(WRITTEN INSTRUCTION): Check each line of the material. Copy those containing "Output".

START

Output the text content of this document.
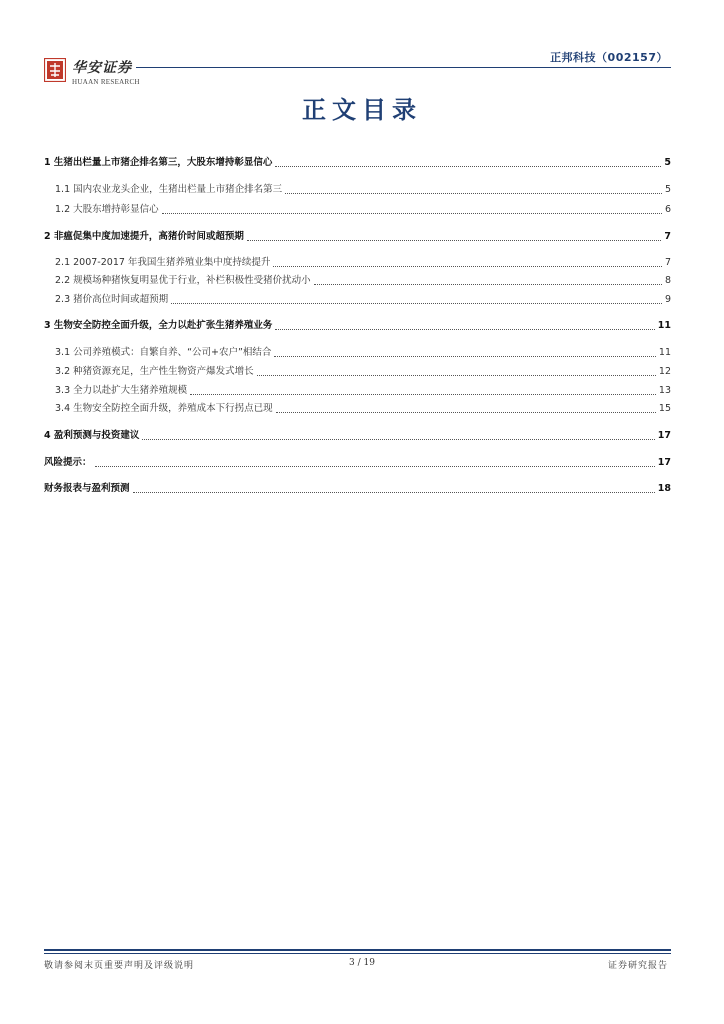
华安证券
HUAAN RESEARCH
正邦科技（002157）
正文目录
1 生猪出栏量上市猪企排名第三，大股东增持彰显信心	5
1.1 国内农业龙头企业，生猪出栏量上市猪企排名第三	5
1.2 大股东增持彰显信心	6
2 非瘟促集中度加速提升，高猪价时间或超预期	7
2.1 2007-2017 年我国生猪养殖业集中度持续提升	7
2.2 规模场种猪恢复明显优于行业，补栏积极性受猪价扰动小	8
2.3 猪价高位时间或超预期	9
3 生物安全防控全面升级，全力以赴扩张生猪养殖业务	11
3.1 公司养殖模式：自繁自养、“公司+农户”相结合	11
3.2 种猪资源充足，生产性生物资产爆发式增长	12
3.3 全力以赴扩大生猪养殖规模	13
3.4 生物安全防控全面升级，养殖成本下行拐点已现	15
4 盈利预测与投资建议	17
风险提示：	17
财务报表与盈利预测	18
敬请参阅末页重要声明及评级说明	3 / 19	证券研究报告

END
START

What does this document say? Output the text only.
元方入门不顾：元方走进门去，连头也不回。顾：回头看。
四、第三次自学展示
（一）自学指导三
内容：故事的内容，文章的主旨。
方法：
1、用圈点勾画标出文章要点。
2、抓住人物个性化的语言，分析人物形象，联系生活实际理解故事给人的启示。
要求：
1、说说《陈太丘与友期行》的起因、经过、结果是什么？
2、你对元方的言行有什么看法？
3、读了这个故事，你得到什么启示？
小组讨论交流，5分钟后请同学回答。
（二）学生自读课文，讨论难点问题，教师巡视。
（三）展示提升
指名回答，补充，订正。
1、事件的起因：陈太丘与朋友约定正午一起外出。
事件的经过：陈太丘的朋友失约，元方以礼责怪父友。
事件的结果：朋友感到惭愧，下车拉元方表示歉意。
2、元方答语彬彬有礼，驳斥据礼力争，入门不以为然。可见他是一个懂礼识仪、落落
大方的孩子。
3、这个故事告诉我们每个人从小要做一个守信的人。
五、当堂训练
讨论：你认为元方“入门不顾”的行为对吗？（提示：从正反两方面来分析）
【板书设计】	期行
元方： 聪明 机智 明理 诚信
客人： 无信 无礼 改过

END
START

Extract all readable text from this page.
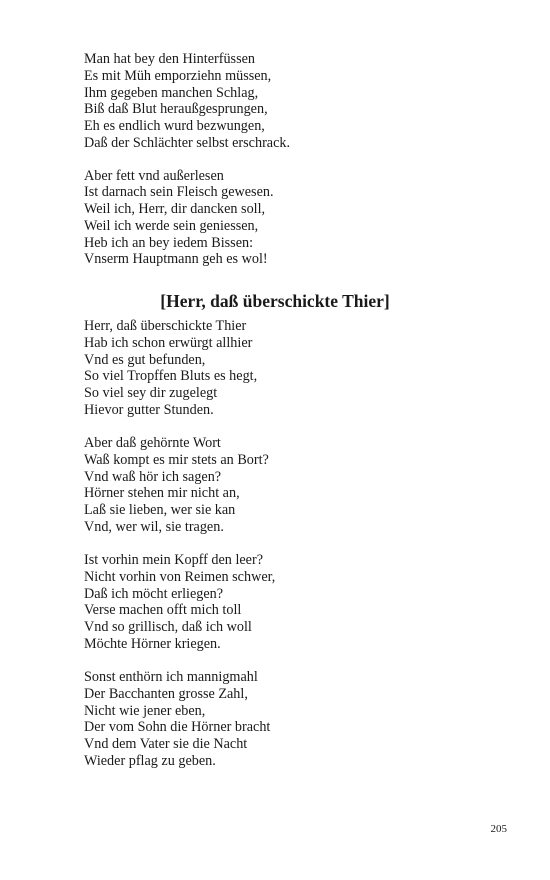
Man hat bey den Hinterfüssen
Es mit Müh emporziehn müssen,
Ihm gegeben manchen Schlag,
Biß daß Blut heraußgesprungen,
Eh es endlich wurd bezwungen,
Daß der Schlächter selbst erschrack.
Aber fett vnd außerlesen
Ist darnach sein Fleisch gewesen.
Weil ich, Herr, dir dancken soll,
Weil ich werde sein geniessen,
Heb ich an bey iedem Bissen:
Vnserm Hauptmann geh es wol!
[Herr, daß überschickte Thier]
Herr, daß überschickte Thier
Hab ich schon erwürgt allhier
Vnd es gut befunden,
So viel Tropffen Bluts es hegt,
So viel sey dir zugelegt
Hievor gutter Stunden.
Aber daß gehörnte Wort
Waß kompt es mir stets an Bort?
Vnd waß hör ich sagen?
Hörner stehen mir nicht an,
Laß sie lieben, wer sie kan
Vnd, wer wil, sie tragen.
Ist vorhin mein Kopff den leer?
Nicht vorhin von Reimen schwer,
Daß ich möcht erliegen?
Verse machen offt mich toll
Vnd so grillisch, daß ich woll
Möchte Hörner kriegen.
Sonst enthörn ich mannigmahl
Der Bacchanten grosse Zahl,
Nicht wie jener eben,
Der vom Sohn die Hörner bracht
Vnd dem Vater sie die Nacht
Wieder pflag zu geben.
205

END

(WORKED SOLUTION):
Output the text content of this document.
What does this document say? Output the text only.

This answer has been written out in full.